Short exercise: Check each line of the data below for the word "داده", then extract the ones that have it.

Dataset records on visual material

========================

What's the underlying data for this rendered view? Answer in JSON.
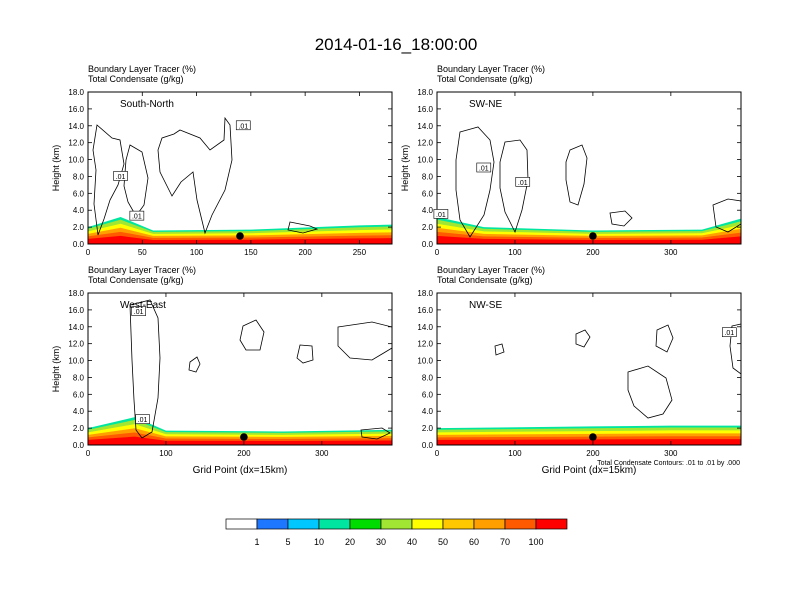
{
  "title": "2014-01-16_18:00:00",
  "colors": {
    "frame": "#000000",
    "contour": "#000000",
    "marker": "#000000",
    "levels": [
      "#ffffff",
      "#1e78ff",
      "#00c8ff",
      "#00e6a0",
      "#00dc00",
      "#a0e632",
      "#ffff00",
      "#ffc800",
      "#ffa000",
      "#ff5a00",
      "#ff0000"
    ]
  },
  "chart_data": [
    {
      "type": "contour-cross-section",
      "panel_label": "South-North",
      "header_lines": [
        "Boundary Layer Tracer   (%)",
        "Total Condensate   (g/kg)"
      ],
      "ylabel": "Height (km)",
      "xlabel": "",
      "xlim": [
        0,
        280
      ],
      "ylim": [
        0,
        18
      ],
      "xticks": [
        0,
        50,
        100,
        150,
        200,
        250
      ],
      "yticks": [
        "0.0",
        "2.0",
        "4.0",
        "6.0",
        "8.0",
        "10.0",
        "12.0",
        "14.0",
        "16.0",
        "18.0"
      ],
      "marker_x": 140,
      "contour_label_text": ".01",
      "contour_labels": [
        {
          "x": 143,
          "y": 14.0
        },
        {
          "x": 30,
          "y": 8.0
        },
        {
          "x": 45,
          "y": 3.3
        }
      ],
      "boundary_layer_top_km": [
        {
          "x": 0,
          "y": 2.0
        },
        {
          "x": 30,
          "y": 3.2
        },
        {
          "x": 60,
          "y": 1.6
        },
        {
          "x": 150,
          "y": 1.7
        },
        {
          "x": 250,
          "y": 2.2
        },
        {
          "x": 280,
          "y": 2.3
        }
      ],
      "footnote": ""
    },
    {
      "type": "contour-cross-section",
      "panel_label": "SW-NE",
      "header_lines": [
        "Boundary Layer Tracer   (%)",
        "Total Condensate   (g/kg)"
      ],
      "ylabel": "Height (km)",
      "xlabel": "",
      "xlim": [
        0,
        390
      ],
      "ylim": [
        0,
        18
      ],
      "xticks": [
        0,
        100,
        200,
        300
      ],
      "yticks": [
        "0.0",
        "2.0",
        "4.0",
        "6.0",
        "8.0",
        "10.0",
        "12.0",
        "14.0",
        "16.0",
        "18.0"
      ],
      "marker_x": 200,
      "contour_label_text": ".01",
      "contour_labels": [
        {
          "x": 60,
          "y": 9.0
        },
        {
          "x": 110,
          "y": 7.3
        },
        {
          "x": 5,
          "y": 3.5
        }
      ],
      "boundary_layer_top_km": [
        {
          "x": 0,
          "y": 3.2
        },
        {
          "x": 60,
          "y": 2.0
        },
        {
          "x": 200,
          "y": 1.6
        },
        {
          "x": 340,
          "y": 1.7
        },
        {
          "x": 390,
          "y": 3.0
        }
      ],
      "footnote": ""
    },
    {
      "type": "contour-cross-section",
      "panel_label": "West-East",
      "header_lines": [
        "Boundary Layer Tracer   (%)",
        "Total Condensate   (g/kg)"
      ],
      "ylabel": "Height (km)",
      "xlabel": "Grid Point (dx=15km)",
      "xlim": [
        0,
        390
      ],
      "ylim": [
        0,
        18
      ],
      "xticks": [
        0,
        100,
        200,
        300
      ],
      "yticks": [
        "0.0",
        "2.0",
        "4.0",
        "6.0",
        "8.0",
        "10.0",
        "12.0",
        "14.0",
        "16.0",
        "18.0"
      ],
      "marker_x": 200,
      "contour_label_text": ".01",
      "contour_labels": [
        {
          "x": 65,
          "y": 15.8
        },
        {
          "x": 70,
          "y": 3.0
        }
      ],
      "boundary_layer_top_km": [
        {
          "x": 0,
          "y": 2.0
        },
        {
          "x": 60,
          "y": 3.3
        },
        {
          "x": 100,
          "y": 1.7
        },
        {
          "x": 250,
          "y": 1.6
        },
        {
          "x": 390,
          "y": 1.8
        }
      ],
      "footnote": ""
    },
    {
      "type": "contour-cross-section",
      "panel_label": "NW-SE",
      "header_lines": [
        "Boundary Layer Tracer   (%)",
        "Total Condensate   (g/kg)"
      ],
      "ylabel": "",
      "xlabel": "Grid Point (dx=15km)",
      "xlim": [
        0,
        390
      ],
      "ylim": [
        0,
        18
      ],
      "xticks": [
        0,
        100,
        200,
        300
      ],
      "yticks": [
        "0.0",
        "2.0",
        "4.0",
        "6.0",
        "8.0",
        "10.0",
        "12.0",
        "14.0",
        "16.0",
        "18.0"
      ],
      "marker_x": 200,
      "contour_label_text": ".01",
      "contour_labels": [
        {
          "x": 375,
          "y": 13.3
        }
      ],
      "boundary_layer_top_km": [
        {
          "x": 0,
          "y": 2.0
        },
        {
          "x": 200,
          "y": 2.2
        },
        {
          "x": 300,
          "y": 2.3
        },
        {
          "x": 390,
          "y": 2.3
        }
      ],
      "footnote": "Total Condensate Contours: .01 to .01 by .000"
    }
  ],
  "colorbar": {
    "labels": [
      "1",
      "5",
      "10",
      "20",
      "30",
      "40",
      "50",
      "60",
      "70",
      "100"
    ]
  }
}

========================

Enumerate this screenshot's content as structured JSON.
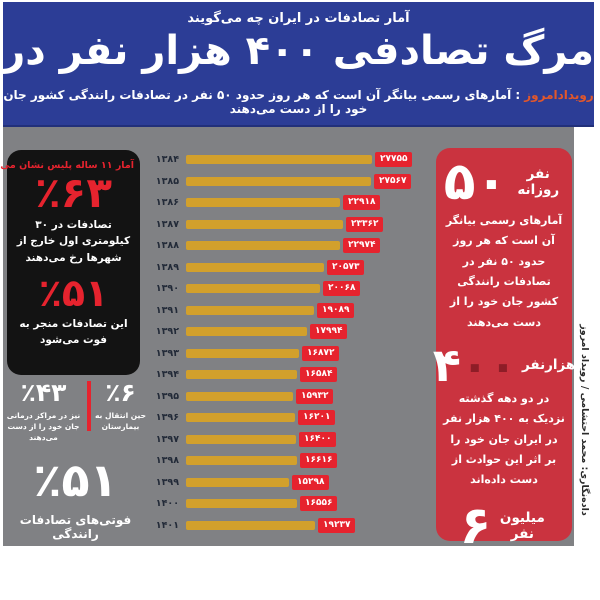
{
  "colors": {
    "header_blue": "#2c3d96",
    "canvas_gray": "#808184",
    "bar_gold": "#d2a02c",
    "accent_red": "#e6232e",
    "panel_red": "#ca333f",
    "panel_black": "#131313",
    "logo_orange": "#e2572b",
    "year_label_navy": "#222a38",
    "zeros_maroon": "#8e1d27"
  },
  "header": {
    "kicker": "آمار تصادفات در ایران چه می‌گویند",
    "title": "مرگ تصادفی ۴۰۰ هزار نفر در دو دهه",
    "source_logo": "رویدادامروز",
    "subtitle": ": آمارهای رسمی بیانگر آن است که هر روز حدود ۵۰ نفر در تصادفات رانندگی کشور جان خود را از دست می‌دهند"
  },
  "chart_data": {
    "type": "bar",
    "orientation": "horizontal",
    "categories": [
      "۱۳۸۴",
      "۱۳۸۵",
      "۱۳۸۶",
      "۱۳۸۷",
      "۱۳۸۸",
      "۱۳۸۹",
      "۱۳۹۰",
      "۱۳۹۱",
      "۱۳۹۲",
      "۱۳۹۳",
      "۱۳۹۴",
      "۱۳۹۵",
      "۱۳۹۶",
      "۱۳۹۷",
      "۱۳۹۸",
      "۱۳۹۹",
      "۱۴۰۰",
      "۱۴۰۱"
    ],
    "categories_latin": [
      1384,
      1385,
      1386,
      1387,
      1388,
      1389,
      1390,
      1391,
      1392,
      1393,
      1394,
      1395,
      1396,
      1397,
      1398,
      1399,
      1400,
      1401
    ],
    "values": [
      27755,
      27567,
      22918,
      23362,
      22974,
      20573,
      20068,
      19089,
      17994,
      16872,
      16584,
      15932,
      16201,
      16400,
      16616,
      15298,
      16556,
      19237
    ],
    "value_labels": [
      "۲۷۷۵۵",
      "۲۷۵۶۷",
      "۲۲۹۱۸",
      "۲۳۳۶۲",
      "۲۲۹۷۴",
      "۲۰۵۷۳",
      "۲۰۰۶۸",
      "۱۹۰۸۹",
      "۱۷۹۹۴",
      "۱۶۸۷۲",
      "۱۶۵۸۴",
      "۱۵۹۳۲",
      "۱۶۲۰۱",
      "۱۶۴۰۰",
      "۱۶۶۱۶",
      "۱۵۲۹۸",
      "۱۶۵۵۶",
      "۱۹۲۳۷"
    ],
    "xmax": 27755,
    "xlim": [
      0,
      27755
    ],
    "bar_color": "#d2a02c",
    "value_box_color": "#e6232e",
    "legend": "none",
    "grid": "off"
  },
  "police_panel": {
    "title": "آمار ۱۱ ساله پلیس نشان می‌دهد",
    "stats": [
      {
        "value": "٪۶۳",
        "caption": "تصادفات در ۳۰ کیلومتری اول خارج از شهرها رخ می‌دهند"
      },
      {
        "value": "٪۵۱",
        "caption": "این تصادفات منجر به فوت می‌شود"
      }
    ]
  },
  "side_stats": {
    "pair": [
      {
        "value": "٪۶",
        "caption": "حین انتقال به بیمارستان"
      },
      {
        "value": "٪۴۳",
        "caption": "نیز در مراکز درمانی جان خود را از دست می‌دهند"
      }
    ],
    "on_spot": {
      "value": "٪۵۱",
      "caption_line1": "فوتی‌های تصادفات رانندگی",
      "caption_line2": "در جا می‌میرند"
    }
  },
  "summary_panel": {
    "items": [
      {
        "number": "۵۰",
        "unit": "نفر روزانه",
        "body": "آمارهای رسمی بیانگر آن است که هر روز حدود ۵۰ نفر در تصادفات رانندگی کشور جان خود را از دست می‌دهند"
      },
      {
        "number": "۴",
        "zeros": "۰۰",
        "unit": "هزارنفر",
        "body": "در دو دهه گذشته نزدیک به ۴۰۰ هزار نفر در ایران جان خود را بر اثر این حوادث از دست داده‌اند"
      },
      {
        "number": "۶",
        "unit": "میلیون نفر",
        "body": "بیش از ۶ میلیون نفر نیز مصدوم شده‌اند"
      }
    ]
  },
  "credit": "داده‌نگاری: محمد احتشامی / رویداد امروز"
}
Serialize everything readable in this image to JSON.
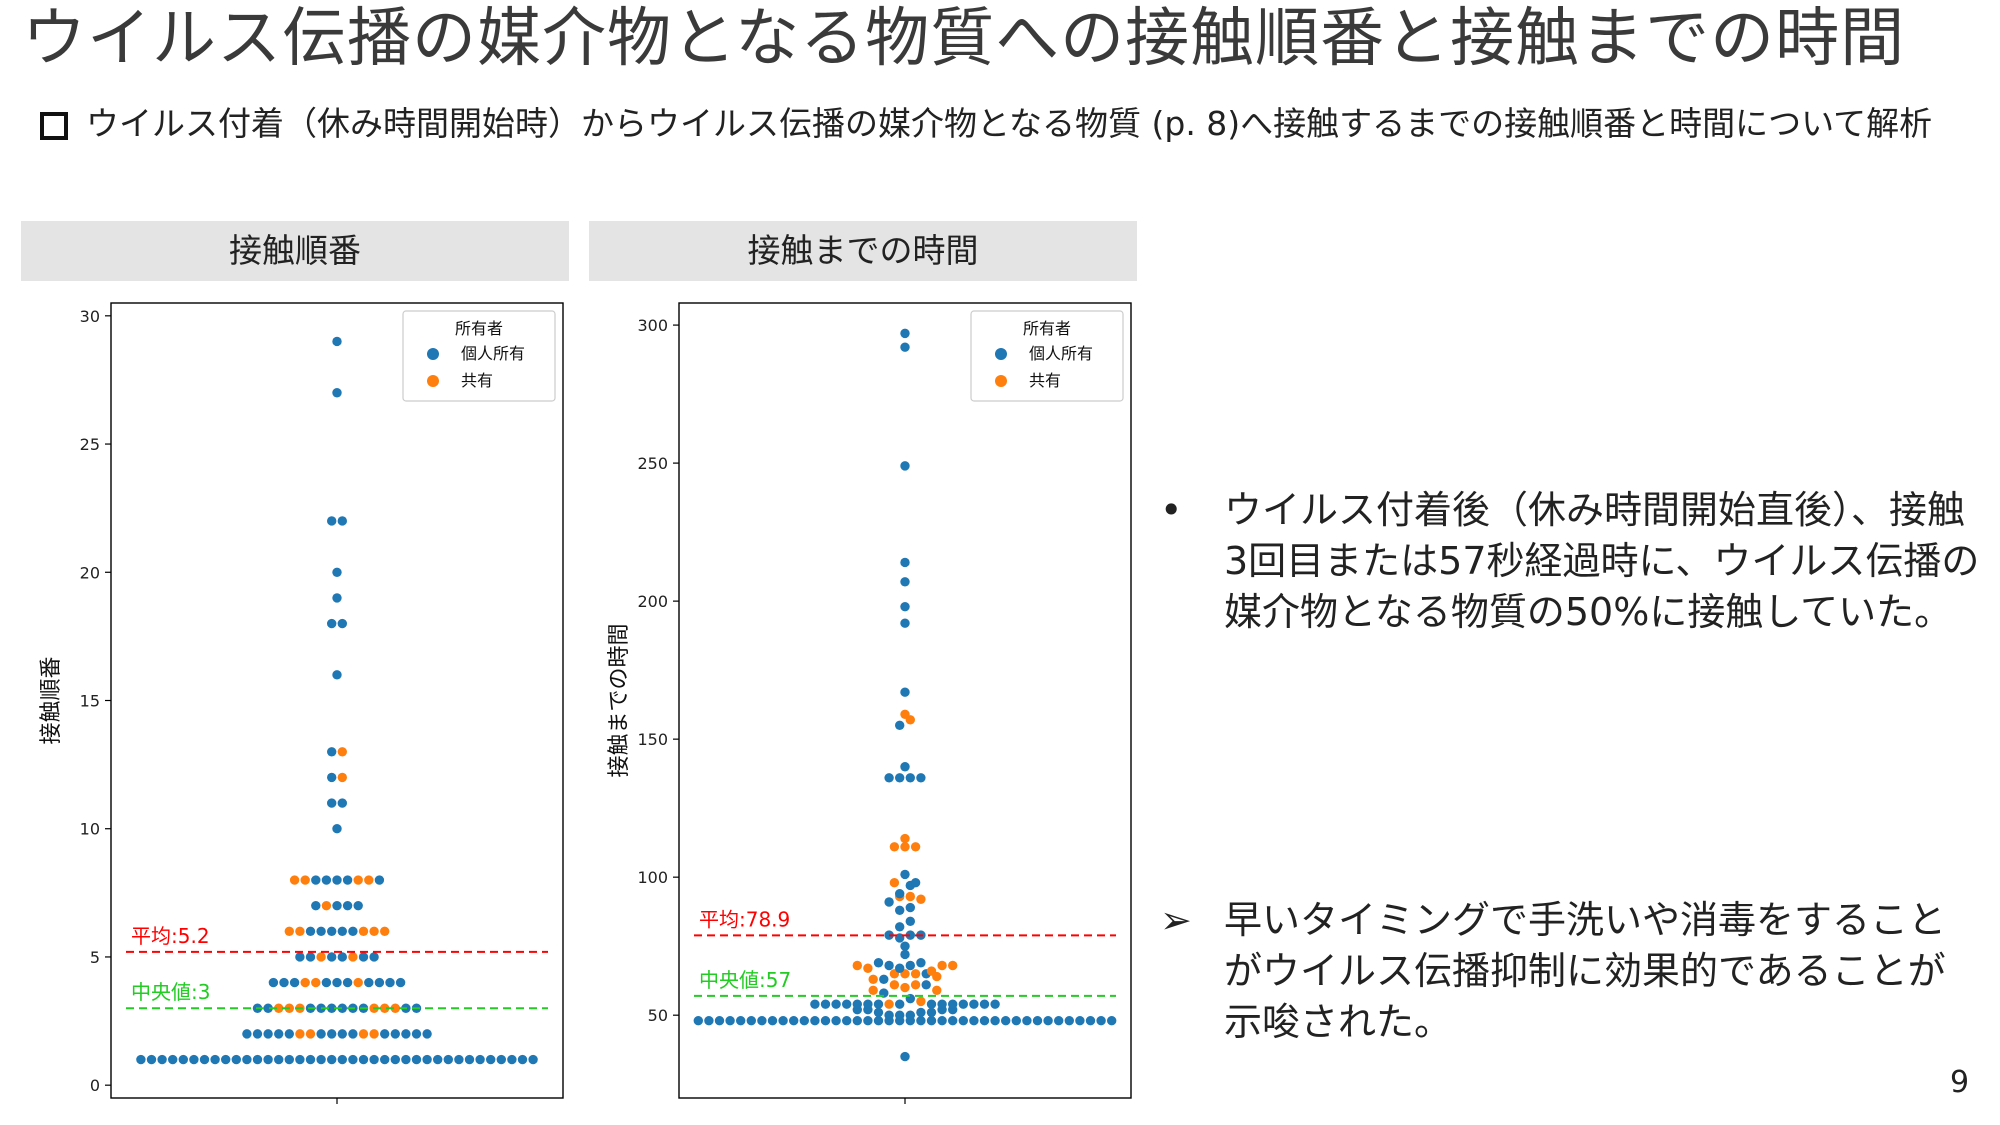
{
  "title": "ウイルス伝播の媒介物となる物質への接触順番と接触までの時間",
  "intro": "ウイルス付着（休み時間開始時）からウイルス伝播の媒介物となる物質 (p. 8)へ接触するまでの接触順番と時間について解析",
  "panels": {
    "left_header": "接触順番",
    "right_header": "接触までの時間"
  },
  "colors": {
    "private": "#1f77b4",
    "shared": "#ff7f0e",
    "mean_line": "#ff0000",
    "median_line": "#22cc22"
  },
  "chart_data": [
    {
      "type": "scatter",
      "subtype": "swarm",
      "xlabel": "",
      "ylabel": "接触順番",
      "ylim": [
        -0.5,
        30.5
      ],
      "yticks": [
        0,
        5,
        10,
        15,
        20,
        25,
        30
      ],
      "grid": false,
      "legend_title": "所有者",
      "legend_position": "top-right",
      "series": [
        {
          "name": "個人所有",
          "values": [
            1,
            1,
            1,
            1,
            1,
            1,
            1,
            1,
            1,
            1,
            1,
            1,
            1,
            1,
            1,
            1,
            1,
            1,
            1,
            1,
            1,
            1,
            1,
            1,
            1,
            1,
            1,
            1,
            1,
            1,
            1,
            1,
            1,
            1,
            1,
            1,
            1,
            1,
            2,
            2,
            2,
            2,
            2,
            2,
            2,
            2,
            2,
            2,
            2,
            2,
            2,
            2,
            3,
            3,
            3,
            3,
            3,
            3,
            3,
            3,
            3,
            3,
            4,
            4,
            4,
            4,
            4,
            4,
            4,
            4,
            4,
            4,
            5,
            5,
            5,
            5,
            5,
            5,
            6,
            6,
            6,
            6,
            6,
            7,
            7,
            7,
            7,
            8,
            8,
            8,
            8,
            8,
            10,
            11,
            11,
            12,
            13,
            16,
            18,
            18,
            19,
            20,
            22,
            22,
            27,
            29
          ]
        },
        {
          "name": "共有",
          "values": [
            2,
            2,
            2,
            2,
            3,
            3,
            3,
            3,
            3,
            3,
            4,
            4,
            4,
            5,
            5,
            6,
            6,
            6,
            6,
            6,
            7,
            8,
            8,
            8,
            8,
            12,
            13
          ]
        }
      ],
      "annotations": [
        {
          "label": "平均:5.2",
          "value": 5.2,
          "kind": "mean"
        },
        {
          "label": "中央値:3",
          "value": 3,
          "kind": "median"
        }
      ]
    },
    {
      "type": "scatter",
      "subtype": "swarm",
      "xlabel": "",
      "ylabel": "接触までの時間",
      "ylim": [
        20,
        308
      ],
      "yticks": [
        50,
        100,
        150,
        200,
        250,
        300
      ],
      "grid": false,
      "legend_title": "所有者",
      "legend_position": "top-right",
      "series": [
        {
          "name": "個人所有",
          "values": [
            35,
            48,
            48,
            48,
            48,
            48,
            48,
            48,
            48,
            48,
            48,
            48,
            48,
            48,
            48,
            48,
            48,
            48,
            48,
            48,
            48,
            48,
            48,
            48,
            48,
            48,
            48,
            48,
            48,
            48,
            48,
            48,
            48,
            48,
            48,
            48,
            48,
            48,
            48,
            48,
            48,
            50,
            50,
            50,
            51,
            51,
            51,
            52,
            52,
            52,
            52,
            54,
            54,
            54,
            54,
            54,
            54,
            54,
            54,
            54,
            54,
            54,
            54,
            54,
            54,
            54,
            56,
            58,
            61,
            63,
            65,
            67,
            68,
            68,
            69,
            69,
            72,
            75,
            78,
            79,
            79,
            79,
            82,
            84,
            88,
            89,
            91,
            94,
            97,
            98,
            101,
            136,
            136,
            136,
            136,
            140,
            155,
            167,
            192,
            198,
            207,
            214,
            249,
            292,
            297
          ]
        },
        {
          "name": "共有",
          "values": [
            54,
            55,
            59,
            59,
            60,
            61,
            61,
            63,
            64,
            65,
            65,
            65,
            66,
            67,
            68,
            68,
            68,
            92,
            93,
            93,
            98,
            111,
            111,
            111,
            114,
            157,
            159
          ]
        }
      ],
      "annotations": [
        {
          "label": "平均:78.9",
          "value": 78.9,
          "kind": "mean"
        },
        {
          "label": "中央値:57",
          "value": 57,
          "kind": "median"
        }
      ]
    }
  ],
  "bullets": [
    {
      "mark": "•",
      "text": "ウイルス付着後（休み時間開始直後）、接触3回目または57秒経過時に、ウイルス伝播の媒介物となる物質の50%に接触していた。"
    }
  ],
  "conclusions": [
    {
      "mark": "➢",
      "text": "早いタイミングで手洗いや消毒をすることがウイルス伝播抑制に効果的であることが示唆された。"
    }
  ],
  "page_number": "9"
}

========================

Written answer:
        "body": "در دو دهه گذشته نزدیک به ۴۰۰ هزار نفر در ایران جان خود را بر اثر این حوادث از دست داده‌اند"
  "credit": "داده‌نگاری: محمد احتشامی / رویداد امروز"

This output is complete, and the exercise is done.